**STATED GOAL**
Where a line holds the word "relative", copy that line.

**EXTRACTED MATERIAL**
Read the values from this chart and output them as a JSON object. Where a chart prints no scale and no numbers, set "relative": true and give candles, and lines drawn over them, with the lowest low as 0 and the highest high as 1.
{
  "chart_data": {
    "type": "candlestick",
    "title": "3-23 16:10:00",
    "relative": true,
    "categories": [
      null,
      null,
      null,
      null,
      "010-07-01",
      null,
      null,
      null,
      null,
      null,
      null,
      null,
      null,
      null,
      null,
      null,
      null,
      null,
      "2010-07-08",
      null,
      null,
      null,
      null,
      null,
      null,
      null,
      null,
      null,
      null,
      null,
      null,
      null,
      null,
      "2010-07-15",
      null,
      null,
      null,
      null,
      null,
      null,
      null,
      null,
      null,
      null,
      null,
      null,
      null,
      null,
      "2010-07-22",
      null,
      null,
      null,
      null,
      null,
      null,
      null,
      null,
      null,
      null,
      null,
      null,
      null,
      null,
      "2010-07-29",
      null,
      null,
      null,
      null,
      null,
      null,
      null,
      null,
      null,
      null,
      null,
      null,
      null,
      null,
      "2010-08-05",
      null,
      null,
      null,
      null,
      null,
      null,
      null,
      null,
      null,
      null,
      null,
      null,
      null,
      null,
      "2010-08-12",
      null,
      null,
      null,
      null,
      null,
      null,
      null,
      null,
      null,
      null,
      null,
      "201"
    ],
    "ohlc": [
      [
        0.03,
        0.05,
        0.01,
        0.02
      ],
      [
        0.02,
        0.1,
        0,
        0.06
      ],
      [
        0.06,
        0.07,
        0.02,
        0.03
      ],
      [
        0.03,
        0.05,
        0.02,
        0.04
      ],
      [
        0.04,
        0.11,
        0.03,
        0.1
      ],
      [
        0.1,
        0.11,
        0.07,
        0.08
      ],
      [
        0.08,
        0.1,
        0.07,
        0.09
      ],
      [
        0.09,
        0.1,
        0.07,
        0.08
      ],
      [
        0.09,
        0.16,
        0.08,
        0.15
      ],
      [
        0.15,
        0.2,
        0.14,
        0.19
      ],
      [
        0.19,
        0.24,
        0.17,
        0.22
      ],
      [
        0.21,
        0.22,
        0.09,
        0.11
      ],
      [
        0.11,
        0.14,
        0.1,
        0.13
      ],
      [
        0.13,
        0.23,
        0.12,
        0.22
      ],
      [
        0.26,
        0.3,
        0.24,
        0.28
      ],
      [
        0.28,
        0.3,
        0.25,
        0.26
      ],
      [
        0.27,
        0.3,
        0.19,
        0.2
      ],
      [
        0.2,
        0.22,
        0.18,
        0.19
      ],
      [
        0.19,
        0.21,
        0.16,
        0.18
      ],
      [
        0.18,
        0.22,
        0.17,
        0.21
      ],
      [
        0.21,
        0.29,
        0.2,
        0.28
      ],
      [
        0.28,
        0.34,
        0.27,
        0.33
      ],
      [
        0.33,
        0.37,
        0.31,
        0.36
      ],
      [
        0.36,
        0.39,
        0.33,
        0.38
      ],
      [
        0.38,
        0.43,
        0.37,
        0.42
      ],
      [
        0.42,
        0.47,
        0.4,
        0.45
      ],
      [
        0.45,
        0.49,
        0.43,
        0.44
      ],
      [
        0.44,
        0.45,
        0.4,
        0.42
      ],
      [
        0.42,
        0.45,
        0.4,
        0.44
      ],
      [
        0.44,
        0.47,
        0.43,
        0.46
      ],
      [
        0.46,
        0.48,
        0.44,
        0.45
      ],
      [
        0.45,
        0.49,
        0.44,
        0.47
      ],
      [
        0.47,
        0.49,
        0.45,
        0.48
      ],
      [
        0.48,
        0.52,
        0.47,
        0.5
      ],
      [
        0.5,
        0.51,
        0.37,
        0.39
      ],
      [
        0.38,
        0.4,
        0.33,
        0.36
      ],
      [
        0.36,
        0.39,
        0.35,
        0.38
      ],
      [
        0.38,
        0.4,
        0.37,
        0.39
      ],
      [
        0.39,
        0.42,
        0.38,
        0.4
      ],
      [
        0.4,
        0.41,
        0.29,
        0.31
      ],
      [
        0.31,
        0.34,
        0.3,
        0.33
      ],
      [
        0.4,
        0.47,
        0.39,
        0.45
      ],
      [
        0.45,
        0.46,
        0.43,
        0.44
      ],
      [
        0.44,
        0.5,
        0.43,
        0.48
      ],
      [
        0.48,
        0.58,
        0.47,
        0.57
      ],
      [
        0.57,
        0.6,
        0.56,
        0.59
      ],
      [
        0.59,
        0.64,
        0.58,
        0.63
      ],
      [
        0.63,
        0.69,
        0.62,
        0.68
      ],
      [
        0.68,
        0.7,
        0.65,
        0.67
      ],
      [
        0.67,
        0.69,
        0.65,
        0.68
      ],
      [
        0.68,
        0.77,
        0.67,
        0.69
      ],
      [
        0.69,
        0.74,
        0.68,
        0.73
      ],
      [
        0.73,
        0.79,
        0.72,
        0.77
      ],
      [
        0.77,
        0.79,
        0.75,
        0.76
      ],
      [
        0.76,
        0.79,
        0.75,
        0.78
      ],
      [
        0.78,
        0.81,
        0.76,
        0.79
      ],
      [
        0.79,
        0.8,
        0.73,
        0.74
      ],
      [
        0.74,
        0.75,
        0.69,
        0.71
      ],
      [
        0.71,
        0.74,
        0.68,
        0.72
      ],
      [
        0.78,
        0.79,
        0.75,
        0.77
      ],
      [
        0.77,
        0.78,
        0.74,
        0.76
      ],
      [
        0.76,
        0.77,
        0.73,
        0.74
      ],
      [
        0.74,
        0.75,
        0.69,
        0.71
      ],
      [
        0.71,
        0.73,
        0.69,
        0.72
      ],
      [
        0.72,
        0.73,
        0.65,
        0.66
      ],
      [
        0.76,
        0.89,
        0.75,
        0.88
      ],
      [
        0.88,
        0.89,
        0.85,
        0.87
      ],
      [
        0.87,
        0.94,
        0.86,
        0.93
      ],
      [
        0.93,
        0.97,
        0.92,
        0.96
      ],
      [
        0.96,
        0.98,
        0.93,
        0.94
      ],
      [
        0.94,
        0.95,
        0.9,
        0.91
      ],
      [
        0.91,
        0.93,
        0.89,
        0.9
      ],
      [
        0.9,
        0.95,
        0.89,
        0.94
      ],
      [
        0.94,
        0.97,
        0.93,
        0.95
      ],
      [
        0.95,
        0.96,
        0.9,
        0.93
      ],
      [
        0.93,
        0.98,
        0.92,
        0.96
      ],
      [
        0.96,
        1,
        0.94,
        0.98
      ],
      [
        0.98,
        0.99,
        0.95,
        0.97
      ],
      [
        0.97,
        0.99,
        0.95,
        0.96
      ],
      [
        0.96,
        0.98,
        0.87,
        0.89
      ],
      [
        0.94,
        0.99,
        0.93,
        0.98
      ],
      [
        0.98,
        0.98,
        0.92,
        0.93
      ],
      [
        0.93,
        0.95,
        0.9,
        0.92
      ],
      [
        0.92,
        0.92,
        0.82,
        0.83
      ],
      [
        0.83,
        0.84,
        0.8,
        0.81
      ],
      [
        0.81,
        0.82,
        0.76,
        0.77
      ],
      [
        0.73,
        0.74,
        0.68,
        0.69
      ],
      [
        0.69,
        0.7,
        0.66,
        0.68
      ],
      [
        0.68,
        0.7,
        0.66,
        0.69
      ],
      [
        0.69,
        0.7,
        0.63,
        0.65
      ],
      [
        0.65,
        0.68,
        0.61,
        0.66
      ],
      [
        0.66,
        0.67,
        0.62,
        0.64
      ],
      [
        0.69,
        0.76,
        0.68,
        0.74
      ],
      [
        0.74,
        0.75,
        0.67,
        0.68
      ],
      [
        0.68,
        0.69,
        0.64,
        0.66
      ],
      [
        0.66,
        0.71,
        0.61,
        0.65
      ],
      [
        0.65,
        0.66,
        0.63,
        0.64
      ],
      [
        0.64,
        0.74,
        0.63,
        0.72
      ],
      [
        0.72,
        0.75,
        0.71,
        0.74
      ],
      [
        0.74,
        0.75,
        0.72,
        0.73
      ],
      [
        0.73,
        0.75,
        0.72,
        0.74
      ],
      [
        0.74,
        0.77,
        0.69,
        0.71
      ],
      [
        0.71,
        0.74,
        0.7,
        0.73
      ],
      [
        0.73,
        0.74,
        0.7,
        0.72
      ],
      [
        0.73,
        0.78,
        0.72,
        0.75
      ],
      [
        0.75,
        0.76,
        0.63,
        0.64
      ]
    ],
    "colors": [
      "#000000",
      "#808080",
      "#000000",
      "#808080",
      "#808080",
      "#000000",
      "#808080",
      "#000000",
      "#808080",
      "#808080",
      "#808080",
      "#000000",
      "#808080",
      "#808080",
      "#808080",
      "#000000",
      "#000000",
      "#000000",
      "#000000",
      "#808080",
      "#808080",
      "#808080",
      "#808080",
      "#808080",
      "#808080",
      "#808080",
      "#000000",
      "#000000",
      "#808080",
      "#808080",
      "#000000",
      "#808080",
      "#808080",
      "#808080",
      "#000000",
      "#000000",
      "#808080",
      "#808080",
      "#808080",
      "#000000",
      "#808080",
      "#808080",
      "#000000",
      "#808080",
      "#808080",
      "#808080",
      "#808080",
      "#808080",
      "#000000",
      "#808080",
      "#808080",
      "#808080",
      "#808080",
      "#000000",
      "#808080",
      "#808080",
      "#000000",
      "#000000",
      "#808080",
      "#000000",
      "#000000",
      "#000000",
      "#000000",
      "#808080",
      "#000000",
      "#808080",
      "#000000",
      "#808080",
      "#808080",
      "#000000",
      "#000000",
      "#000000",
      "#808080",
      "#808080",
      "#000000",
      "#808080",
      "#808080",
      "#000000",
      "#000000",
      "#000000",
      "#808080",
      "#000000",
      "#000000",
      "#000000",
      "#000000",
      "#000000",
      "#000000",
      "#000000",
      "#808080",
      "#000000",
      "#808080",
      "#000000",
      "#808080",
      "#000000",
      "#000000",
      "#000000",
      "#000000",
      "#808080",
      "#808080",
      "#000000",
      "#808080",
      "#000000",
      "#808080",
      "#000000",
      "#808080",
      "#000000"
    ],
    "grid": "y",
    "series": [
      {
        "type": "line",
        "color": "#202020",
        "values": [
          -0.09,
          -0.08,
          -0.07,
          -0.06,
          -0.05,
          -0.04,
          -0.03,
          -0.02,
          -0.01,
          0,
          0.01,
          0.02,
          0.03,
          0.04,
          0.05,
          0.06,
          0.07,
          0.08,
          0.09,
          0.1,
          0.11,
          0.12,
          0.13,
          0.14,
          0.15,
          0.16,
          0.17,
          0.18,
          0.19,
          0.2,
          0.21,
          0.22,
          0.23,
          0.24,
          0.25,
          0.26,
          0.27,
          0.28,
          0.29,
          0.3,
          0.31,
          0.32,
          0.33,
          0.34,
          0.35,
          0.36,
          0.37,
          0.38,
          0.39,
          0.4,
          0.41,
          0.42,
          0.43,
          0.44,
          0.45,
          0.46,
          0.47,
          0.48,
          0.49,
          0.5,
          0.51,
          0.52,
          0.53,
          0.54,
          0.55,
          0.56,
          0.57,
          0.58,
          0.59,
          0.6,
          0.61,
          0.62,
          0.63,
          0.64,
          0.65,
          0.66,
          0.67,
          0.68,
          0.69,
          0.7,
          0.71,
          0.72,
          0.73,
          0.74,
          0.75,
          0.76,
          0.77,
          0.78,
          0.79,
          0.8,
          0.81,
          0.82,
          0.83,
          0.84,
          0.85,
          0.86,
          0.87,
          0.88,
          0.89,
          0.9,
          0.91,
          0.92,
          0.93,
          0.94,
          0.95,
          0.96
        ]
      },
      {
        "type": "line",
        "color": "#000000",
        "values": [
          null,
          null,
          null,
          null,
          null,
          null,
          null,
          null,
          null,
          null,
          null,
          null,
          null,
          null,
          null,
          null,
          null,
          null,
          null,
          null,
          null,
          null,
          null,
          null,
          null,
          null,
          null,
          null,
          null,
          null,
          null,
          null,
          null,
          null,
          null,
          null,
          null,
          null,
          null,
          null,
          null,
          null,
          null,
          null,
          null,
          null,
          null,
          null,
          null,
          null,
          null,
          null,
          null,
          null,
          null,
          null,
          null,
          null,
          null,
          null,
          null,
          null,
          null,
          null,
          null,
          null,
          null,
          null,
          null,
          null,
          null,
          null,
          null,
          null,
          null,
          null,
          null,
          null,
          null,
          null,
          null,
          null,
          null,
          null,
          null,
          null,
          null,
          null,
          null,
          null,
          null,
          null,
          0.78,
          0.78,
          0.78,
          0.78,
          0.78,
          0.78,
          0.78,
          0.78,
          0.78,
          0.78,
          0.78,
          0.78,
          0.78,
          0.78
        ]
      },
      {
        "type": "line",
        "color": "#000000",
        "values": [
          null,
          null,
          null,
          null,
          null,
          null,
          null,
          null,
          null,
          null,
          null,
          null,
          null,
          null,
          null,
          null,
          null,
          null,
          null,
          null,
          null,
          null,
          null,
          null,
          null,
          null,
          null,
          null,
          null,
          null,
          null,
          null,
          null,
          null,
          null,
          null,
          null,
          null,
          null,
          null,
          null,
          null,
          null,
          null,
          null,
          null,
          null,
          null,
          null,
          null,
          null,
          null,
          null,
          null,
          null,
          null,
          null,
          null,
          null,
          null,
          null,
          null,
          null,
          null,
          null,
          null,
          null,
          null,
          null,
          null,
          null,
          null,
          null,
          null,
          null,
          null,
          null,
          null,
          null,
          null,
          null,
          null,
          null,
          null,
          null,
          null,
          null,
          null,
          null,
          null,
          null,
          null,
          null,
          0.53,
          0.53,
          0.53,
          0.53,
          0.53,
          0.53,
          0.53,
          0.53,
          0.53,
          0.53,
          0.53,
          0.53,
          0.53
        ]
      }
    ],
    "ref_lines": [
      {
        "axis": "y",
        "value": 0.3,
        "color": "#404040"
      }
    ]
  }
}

**SOLUTION TO THE EXERCISE**
Read the values from this chart and output them as a JSON object. Where a chart prints no scale and no numbers, set "relative": true and give candles, and lines drawn over them, with the lowest low as 0 and the highest high as 1.
    "relative": true,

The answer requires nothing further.